The problem
Each record needs to be echoed exactly; can you do that?
+-------+
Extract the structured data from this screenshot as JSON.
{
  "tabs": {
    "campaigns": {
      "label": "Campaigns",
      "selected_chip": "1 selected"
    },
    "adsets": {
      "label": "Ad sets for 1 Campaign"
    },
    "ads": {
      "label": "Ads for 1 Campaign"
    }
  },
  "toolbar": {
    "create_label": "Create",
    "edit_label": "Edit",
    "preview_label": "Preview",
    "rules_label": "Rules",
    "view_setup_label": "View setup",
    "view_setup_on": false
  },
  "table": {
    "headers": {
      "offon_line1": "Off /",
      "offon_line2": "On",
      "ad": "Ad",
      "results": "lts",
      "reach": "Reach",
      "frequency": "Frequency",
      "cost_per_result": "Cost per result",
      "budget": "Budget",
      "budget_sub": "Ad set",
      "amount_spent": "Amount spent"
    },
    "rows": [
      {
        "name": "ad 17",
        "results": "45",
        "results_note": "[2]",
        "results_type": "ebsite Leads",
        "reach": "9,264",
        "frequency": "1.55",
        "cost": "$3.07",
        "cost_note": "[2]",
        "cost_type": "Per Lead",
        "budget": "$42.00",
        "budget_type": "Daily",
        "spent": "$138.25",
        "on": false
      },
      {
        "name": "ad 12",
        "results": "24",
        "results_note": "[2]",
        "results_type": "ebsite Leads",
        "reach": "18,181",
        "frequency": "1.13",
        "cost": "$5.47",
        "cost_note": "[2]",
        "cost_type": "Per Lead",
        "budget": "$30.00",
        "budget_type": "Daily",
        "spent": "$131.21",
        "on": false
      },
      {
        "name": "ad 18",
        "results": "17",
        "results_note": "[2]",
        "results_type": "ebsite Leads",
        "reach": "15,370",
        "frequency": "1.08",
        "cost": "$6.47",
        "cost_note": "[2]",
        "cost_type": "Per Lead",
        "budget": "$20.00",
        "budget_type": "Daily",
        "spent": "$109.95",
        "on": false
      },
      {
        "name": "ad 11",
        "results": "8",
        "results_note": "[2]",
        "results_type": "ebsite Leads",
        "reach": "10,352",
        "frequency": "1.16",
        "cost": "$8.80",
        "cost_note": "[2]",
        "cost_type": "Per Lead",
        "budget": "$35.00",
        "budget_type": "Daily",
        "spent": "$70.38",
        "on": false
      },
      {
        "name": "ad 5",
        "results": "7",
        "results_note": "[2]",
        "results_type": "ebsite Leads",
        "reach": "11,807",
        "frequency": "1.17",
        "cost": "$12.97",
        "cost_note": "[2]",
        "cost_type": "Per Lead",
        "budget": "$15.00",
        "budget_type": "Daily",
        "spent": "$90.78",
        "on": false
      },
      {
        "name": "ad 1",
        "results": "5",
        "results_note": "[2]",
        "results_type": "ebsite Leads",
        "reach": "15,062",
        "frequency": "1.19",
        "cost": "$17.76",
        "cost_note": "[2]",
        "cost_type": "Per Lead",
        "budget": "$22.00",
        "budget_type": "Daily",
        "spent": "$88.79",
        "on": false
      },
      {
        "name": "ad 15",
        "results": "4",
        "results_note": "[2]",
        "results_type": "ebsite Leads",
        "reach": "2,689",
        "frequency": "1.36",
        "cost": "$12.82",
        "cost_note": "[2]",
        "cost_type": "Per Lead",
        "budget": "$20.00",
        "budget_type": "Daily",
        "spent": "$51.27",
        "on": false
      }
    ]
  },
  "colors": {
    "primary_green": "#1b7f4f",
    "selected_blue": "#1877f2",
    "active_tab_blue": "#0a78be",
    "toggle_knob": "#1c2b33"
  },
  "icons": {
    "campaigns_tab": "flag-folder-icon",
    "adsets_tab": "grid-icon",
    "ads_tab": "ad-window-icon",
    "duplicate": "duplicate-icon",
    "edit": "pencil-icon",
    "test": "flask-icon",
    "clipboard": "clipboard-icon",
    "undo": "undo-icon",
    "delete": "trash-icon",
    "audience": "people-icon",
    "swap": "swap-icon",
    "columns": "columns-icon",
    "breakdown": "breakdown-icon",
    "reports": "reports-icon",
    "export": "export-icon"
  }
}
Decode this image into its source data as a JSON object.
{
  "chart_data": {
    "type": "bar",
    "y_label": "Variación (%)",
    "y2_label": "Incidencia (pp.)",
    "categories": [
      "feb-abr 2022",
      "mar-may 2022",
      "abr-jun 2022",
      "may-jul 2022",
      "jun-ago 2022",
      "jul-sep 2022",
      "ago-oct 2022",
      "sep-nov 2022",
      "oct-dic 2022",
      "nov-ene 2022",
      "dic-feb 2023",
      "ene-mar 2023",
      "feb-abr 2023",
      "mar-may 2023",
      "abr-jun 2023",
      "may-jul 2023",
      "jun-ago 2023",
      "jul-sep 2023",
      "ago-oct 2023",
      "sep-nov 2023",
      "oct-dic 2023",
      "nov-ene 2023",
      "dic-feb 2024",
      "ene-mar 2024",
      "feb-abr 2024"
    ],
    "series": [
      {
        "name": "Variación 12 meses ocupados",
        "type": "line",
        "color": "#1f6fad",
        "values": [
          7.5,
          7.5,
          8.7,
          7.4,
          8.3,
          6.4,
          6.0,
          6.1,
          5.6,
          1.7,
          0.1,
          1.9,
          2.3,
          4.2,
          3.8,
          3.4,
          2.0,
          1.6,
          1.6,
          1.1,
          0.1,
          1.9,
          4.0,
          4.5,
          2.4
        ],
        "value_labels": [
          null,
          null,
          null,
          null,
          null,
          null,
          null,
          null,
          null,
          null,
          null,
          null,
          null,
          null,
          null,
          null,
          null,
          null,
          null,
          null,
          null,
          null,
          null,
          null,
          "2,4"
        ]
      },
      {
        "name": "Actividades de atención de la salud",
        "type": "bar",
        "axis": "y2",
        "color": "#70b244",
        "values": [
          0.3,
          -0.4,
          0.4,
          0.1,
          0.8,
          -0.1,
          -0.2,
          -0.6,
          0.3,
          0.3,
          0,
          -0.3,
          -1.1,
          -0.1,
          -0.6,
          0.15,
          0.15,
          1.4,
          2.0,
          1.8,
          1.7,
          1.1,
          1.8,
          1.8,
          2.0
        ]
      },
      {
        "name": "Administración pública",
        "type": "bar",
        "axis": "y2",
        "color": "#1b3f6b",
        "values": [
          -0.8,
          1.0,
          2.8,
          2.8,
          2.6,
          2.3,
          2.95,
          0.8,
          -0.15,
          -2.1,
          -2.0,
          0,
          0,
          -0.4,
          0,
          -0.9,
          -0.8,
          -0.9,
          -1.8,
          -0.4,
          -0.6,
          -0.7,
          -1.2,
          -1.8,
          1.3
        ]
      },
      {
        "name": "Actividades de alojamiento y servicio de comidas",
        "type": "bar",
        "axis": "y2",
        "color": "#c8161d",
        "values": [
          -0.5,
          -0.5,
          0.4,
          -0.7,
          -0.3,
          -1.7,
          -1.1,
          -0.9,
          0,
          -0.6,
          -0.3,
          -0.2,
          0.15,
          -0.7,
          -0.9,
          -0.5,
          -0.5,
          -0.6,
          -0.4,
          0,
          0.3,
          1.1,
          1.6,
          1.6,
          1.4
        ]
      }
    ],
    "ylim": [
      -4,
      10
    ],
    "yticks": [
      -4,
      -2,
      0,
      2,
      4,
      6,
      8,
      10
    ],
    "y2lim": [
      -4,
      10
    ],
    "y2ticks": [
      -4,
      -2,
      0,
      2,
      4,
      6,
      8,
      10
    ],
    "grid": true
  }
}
+-------+
Answer in full
Extract the structured data from this screenshot as JSON.
{
  "tabs": {
    "campaigns": {
      "label": "Campaigns",
      "selected_chip": "1 selected"
    },
    "adsets": {
      "label": "Ad sets for 1 Campaign"
    },
    "ads": {
      "label": "Ads for 1 Campaign"
    }
  },
  "toolbar": {
    "create_label": "Create",
    "edit_label": "Edit",
    "preview_label": "Preview",
    "rules_label": "Rules",
    "view_setup_label": "View setup",
    "view_setup_on": false
  },
  "table": {
    "headers": {
      "offon_line1": "Off /",
      "offon_line2": "On",
      "ad": "Ad",
      "results": "lts",
      "reach": "Reach",
      "frequency": "Frequency",
      "cost_per_result": "Cost per result",
      "budget": "Budget",
      "budget_sub": "Ad set",
      "amount_spent": "Amount spent"
    },
    "rows": [
      {
        "name": "ad 17",
        "results": "45",
        "results_note": "[2]",
        "results_type": "ebsite Leads",
        "reach": "9,264",
        "frequency": "1.55",
        "cost": "$3.07",
        "cost_note": "[2]",
        "cost_type": "Per Lead",
        "budget": "$42.00",
        "budget_type": "Daily",
        "spent": "$138.25",
        "on": false
      },
      {
        "name": "ad 12",
        "results": "24",
        "results_note": "[2]",
        "results_type": "ebsite Leads",
        "reach": "18,181",
        "frequency": "1.13",
        "cost": "$5.47",
        "cost_note": "[2]",
        "cost_type": "Per Lead",
        "budget": "$30.00",
        "budget_type": "Daily",
        "spent": "$131.21",
        "on": false
      },
      {
        "name": "ad 18",
        "results": "17",
        "results_note": "[2]",
        "results_type": "ebsite Leads",
        "reach": "15,370",
        "frequency": "1.08",
        "cost": "$6.47",
        "cost_note": "[2]",
        "cost_type": "Per Lead",
        "budget": "$20.00",
        "budget_type": "Daily",
        "spent": "$109.95",
        "on": false
      },
      {
        "name": "ad 11",
        "results": "8",
        "results_note": "[2]",
        "results_type": "ebsite Leads",
        "reach": "10,352",
        "frequency": "1.16",
        "cost": "$8.80",
        "cost_note": "[2]",
        "cost_type": "Per Lead",
        "budget": "$35.00",
        "budget_type": "Daily",
        "spent": "$70.38",
        "on": false
      },
      {
        "name": "ad 5",
        "results": "7",
        "results_note": "[2]",
        "results_type": "ebsite Leads",
        "reach": "11,807",
        "frequency": "1.17",
        "cost": "$12.97",
        "cost_note": "[2]",
        "cost_type": "Per Lead",
        "budget": "$15.00",
        "budget_type": "Daily",
        "spent": "$90.78",
        "on": false
      },
      {
        "name": "ad 1",
        "results": "5",
        "results_note": "[2]",
        "results_type": "ebsite Leads",
        "reach": "15,062",
        "frequency": "1.19",
        "cost": "$17.76",
        "cost_note": "[2]",
        "cost_type": "Per Lead",
        "budget": "$22.00",
        "budget_type": "Daily",
        "spent": "$88.79",
        "on": false
      },
      {
        "name": "ad 15",
        "results": "4",
        "results_note": "[2]",
        "results_type": "ebsite Leads",
        "reach": "2,689",
        "frequency": "1.36",
        "cost": "$12.82",
        "cost_note": "[2]",
        "cost_type": "Per Lead",
        "budget": "$20.00",
        "budget_type": "Daily",
        "spent": "$51.27",
        "on": false
      }
    ]
  },
  "colors": {
    "primary_green": "#1b7f4f",
    "selected_blue": "#1877f2",
    "active_tab_blue": "#0a78be",
    "toggle_knob": "#1c2b33"
  },
  "icons": {
    "campaigns_tab": "flag-folder-icon",
    "adsets_tab": "grid-icon",
    "ads_tab": "ad-window-icon",
    "duplicate": "duplicate-icon",
    "edit": "pencil-icon",
    "test": "flask-icon",
    "clipboard": "clipboard-icon",
    "undo": "undo-icon",
    "delete": "trash-icon",
    "audience": "people-icon",
    "swap": "swap-icon",
    "columns": "columns-icon",
    "breakdown": "breakdown-icon",
    "reports": "reports-icon",
    "export": "export-icon"
  }
}
Decode this image into its source data as a JSON object.
{
  "chart_data": {
    "type": "bar",
    "y_label": "Variación (%)",
    "y2_label": "Incidencia (pp.)",
    "categories": [
      "feb-abr 2022",
      "mar-may 2022",
      "abr-jun 2022",
      "may-jul 2022",
      "jun-ago 2022",
      "jul-sep 2022",
      "ago-oct 2022",
      "sep-nov 2022",
      "oct-dic 2022",
      "nov-ene 2022",
      "dic-feb 2023",
      "ene-mar 2023",
      "feb-abr 2023",
      "mar-may 2023",
      "abr-jun 2023",
      "may-jul 2023",
      "jun-ago 2023",
      "jul-sep 2023",
      "ago-oct 2023",
      "sep-nov 2023",
      "oct-dic 2023",
      "nov-ene 2023",
      "dic-feb 2024",
      "ene-mar 2024",
      "feb-abr 2024"
    ],
    "series": [
      {
        "name": "Variación 12 meses ocupados",
        "type": "line",
        "color": "#1f6fad",
        "values": [
          7.5,
          7.5,
          8.7,
          7.4,
          8.3,
          6.4,
          6.0,
          6.1,
          5.6,
          1.7,
          0.1,
          1.9,
          2.3,
          4.2,
          3.8,
          3.4,
          2.0,
          1.6,
          1.6,
          1.1,
          0.1,
          1.9,
          4.0,
          4.5,
          2.4
        ],
        "value_labels": [
          null,
          null,
          null,
          null,
          null,
          null,
          null,
          null,
          null,
          null,
          null,
          null,
          null,
          null,
          null,
          null,
          null,
          null,
          null,
          null,
          null,
          null,
          null,
          null,
          "2,4"
        ]
      },
      {
        "name": "Actividades de atención de la salud",
        "type": "bar",
        "axis": "y2",
        "color": "#70b244",
        "values": [
          0.3,
          -0.4,
          0.4,
          0.1,
          0.8,
          -0.1,
          -0.2,
          -0.6,
          0.3,
          0.3,
          0,
          -0.3,
          -1.1,
          -0.1,
          -0.6,
          0.15,
          0.15,
          1.4,
          2.0,
          1.8,
          1.7,
          1.1,
          1.8,
          1.8,
          2.0
        ]
      },
      {
        "name": "Administración pública",
        "type": "bar",
        "axis": "y2",
        "color": "#1b3f6b",
        "values": [
          -0.8,
          1.0,
          2.8,
          2.8,
          2.6,
          2.3,
          2.95,
          0.8,
          -0.15,
          -2.1,
          -2.0,
          0,
          0,
          -0.4,
          0,
          -0.9,
          -0.8,
          -0.9,
          -1.8,
          -0.4,
          -0.6,
          -0.7,
          -1.2,
          -1.8,
          1.3
        ]
      },
      {
        "name": "Actividades de alojamiento y servicio de comidas",
        "type": "bar",
        "axis": "y2",
        "color": "#c8161d",
        "values": [
          -0.5,
          -0.5,
          0.4,
          -0.7,
          -0.3,
          -1.7,
          -1.1,
          -0.9,
          0,
          -0.6,
          -0.3,
          -0.2,
          0.15,
          -0.7,
          -0.9,
          -0.5,
          -0.5,
          -0.6,
          -0.4,
          0,
          0.3,
          1.1,
          1.6,
          1.6,
          1.4
        ]
      }
    ],
    "ylim": [
      -4,
      10
    ],
    "yticks": [
      -4,
      -2,
      0,
      2,
      4,
      6,
      8,
      10
    ],
    "y2lim": [
      -4,
      10
    ],
    "y2ticks": [
      -4,
      -2,
      0,
      2,
      4,
      6,
      8,
      10
    ],
    "grid": true
  }
}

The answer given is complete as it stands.